> _Goal_
Write out the whole listing again, exactly.

> _Entries_
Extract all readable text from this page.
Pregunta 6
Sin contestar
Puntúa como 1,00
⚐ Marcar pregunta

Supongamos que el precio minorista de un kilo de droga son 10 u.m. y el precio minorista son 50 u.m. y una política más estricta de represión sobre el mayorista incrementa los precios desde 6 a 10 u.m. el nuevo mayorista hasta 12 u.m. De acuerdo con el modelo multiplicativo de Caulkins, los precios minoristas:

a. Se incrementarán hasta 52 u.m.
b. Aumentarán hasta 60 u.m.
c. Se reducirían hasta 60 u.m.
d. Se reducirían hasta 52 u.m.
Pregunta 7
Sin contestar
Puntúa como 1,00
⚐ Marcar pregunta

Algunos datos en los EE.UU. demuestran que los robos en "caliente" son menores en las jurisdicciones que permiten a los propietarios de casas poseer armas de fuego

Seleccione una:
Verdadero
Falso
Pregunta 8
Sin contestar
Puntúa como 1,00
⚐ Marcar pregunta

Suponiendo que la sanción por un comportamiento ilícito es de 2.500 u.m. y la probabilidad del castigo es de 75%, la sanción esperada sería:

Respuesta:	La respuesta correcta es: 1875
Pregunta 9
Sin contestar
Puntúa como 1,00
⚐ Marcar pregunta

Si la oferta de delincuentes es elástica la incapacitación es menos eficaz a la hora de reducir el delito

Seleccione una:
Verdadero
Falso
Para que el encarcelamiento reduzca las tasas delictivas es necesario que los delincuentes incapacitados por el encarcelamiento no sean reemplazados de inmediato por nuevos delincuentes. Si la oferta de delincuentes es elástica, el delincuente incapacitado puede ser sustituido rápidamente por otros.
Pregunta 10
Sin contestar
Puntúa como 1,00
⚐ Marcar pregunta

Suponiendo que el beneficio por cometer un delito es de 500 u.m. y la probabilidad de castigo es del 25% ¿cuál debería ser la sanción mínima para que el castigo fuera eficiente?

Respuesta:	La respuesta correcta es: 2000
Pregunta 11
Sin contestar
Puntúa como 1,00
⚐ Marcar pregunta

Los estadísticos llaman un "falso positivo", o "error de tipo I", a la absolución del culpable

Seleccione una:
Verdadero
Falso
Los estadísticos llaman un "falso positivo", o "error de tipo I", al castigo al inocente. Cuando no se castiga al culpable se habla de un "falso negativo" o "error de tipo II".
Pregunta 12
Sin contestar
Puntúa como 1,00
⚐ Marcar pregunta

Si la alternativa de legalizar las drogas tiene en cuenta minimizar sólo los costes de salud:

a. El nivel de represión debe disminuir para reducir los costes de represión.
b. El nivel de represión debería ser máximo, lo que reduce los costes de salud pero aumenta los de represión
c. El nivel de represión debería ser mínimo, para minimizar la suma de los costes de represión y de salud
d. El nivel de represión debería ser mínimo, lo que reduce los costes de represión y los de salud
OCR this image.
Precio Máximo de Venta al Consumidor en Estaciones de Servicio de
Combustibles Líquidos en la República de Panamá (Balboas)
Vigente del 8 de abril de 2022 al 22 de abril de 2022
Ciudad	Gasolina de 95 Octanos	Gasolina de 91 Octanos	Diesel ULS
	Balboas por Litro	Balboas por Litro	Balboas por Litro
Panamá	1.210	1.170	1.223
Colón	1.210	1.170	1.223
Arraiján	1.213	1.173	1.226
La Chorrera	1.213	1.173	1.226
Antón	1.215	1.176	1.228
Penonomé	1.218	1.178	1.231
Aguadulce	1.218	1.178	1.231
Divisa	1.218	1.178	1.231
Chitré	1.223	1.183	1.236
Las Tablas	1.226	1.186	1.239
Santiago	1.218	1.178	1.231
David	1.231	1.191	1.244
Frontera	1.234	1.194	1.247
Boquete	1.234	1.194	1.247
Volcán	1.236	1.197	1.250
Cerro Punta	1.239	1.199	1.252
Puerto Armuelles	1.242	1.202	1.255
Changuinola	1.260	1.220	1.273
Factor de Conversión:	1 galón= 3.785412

> _Complete response_
Extract all readable text from this page.
Pregunta 6
Sin contestar
Puntúa como 1,00
⚐ Marcar pregunta

Supongamos que el precio minorista de un kilo de droga son 10 u.m. y el precio minorista son 50 u.m. y una política más estricta de represión sobre el mayorista incrementa los precios desde 6 a 10 u.m. el nuevo mayorista hasta 12 u.m. De acuerdo con el modelo multiplicativo de Caulkins, los precios minoristas:

a. Se incrementarán hasta 52 u.m.
b. Aumentarán hasta 60 u.m.
c. Se reducirían hasta 60 u.m.
d. Se reducirían hasta 52 u.m.
Pregunta 7
Sin contestar
Puntúa como 1,00
⚐ Marcar pregunta

Algunos datos en los EE.UU. demuestran que los robos en "caliente" son menores en las jurisdicciones que permiten a los propietarios de casas poseer armas de fuego

Seleccione una:
Verdadero
Falso
Pregunta 8
Sin contestar
Puntúa como 1,00
⚐ Marcar pregunta

Suponiendo que la sanción por un comportamiento ilícito es de 2.500 u.m. y la probabilidad del castigo es de 75%, la sanción esperada sería:

Respuesta:	La respuesta correcta es: 1875
Pregunta 9
Sin contestar
Puntúa como 1,00
⚐ Marcar pregunta

Si la oferta de delincuentes es elástica la incapacitación es menos eficaz a la hora de reducir el delito

Seleccione una:
Verdadero
Falso
Para que el encarcelamiento reduzca las tasas delictivas es necesario que los delincuentes incapacitados por el encarcelamiento no sean reemplazados de inmediato por nuevos delincuentes. Si la oferta de delincuentes es elástica, el delincuente incapacitado puede ser sustituido rápidamente por otros.
Pregunta 10
Sin contestar
Puntúa como 1,00
⚐ Marcar pregunta

Suponiendo que el beneficio por cometer un delito es de 500 u.m. y la probabilidad de castigo es del 25% ¿cuál debería ser la sanción mínima para que el castigo fuera eficiente?

Respuesta:	La respuesta correcta es: 2000
Pregunta 11
Sin contestar
Puntúa como 1,00
⚐ Marcar pregunta

Los estadísticos llaman un "falso positivo", o "error de tipo I", a la absolución del culpable

Seleccione una:
Verdadero
Falso
Los estadísticos llaman un "falso positivo", o "error de tipo I", al castigo al inocente. Cuando no se castiga al culpable se habla de un "falso negativo" o "error de tipo II".
Pregunta 12
Sin contestar
Puntúa como 1,00
⚐ Marcar pregunta

Si la alternativa de legalizar las drogas tiene en cuenta minimizar sólo los costes de salud:

a. El nivel de represión debe disminuir para reducir los costes de represión.
b. El nivel de represión debería ser máximo, lo que reduce los costes de salud pero aumenta los de represión
c. El nivel de represión debería ser mínimo, para minimizar la suma de los costes de represión y de salud
d. El nivel de represión debería ser mínimo, lo que reduce los costes de represión y los de salud
OCR this image.
Precio Máximo de Venta al Consumidor en Estaciones de Servicio de
Combustibles Líquidos en la República de Panamá (Balboas)
Vigente del 8 de abril de 2022 al 22 de abril de 2022
Ciudad	Gasolina de 95 Octanos	Gasolina de 91 Octanos	Diesel ULS
	Balboas por Litro	Balboas por Litro	Balboas por Litro
Panamá	1.210	1.170	1.223
Colón	1.210	1.170	1.223
Arraiján	1.213	1.173	1.226
La Chorrera	1.213	1.173	1.226
Antón	1.215	1.176	1.228
Penonomé	1.218	1.178	1.231
Aguadulce	1.218	1.178	1.231
Divisa	1.218	1.178	1.231
Chitré	1.223	1.183	1.236
Las Tablas	1.226	1.186	1.239
Santiago	1.218	1.178	1.231
David	1.231	1.191	1.244
Frontera	1.234	1.194	1.247
Boquete	1.234	1.194	1.247
Volcán	1.236	1.197	1.250
Cerro Punta	1.239	1.199	1.252
Puerto Armuelles	1.242	1.202	1.255
Changuinola	1.260	1.220	1.273
Factor de Conversión:	1 galón= 3.785412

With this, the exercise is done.